- **Exercise goal**
Look through the material and copy each line holding "教学设计".

- **Exercise inputs**
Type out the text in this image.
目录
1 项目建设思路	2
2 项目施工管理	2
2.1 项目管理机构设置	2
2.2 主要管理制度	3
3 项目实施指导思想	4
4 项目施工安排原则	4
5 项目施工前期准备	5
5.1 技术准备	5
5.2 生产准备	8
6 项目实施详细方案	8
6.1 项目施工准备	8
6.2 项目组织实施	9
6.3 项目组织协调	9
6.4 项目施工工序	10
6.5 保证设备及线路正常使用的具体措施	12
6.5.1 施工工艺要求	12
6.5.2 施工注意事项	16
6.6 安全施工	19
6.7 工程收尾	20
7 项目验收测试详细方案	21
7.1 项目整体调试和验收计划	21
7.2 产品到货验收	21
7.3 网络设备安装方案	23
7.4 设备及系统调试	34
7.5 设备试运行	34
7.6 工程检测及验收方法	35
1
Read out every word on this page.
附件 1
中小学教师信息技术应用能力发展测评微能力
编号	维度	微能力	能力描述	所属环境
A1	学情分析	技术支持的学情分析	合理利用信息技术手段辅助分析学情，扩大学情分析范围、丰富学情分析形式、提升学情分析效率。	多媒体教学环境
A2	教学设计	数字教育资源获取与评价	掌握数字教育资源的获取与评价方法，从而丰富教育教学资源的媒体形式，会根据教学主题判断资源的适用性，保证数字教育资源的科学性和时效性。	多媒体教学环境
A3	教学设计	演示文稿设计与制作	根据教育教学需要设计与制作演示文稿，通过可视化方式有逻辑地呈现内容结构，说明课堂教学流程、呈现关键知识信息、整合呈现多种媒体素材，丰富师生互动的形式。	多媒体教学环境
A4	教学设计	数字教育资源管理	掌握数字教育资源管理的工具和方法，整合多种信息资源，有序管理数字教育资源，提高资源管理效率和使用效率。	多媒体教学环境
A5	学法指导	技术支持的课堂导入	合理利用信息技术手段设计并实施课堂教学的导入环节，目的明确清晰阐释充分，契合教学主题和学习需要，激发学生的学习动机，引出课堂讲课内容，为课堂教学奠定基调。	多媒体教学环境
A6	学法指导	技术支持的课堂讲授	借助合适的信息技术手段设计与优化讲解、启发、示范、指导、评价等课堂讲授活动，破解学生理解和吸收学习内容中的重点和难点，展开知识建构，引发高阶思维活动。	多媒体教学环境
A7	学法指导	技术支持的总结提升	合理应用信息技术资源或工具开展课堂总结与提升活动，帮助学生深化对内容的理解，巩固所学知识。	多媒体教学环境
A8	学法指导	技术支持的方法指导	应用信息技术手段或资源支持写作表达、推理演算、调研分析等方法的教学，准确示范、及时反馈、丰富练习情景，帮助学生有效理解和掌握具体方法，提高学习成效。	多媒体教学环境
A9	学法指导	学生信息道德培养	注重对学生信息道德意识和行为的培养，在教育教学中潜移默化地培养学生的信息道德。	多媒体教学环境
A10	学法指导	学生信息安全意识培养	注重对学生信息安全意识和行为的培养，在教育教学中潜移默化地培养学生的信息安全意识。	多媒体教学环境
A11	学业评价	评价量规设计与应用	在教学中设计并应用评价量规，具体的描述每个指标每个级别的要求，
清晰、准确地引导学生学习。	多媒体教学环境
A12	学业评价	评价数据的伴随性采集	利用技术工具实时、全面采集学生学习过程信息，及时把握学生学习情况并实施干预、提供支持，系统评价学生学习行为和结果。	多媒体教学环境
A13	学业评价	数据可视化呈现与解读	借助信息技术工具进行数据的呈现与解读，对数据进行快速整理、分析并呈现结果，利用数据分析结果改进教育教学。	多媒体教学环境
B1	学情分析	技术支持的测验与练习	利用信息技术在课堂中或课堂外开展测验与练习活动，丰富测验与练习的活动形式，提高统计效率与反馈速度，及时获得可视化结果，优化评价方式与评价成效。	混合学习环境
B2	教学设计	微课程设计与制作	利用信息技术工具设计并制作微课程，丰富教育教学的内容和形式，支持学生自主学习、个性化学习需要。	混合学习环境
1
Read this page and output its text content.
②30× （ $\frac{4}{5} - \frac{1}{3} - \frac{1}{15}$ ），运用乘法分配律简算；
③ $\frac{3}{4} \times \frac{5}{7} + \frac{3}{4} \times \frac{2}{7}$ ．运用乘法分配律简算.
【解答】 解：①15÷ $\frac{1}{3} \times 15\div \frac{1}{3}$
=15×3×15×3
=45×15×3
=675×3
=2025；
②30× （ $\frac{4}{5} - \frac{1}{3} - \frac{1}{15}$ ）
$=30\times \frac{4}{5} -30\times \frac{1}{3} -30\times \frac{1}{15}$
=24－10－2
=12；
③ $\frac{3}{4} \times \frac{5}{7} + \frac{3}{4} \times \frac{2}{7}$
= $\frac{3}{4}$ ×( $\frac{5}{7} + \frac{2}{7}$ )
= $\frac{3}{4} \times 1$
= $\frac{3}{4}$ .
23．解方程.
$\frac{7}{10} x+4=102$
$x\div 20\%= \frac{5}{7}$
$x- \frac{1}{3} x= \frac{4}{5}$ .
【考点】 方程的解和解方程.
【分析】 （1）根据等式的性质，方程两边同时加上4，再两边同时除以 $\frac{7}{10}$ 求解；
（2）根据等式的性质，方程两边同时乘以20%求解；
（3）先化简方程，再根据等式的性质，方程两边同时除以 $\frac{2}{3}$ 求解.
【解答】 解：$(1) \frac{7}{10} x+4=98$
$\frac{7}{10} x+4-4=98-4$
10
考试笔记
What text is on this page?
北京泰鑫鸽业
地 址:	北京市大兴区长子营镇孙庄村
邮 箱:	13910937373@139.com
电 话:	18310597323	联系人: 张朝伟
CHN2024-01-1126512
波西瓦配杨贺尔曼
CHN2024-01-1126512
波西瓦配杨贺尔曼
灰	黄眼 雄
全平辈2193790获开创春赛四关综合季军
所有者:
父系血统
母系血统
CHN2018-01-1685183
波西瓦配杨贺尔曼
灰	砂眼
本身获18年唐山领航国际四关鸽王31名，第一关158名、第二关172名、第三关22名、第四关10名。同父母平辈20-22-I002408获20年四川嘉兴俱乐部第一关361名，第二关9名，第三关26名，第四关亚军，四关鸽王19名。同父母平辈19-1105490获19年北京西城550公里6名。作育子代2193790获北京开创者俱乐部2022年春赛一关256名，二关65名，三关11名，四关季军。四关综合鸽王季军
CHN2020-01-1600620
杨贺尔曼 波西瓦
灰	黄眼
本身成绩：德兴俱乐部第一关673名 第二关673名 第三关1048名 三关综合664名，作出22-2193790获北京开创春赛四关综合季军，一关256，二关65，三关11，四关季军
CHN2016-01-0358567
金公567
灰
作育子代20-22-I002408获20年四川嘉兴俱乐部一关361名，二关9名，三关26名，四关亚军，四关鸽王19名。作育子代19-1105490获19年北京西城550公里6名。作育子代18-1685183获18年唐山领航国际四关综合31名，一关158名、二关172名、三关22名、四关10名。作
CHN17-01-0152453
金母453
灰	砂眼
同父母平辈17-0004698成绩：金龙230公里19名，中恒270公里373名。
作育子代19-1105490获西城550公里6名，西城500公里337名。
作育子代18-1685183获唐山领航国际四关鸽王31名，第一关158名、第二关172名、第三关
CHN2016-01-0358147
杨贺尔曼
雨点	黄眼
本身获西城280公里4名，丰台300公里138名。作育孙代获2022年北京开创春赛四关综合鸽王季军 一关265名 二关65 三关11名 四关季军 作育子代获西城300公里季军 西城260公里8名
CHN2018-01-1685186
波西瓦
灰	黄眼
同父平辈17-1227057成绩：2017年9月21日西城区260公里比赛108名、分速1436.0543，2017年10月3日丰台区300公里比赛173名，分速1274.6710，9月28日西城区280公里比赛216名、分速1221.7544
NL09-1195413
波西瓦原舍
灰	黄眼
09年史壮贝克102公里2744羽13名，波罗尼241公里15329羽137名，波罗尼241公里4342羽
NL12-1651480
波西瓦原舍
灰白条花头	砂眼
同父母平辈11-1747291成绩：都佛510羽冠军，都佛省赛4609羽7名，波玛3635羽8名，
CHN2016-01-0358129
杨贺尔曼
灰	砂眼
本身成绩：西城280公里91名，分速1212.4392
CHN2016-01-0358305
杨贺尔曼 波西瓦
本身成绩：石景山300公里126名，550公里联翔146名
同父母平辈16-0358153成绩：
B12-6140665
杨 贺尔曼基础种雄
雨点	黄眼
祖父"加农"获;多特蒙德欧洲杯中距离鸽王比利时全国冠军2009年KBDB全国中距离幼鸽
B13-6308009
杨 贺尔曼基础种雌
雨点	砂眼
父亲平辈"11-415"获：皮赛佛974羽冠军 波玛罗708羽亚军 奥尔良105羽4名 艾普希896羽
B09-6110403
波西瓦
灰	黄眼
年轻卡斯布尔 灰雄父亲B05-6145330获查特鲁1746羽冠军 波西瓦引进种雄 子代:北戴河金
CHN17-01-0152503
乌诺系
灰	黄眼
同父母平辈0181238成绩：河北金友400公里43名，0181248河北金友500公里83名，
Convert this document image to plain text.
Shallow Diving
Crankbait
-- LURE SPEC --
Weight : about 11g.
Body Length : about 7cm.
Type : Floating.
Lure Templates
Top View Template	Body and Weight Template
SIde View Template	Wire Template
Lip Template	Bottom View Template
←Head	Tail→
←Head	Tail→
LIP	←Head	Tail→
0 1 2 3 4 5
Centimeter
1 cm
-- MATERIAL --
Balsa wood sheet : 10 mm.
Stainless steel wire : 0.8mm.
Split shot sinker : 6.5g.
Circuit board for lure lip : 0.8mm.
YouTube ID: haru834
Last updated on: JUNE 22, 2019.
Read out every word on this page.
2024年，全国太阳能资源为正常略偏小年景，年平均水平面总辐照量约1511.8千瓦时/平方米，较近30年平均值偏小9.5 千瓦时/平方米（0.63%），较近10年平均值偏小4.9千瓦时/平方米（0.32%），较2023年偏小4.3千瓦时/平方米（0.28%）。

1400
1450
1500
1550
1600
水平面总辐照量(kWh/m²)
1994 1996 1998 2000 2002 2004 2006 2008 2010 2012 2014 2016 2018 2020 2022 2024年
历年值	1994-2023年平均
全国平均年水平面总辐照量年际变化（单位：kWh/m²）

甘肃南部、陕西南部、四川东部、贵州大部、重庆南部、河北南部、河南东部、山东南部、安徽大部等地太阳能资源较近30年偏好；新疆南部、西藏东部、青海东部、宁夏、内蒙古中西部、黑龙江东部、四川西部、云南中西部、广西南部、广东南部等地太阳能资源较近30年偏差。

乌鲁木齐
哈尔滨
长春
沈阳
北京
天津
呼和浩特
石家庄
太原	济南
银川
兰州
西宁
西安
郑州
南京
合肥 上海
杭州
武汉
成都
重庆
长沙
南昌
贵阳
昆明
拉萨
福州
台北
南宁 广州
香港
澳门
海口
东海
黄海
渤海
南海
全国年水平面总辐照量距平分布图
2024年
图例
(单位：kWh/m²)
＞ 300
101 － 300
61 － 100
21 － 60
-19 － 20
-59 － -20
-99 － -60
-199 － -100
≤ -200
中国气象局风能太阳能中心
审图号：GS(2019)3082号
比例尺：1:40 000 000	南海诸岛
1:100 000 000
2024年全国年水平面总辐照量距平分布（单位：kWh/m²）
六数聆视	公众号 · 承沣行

- **Correct output**
A2	教学设计	数字教育资源获取与评价	掌握数字教育资源的获取与评价方法，从而丰富教育教学资源的媒体形式，会根据教学主题判断资源的适用性，保证数字教育资源的科学性和时效性。	多媒体教学环境
A3	教学设计	演示文稿设计与制作	根据教育教学需要设计与制作演示文稿，通过可视化方式有逻辑地呈现内容结构，说明课堂教学流程、呈现关键知识信息、整合呈现多种媒体素材，丰富师生互动的形式。	多媒体教学环境
A4	教学设计	数字教育资源管理	掌握数字教育资源管理的工具和方法，整合多种信息资源，有序管理数字教育资源，提高资源管理效率和使用效率。	多媒体教学环境
B2	教学设计	微课程设计与制作	利用信息技术工具设计并制作微课程，丰富教育教学的内容和形式，支持学生自主学习、个性化学习需要。	混合学习环境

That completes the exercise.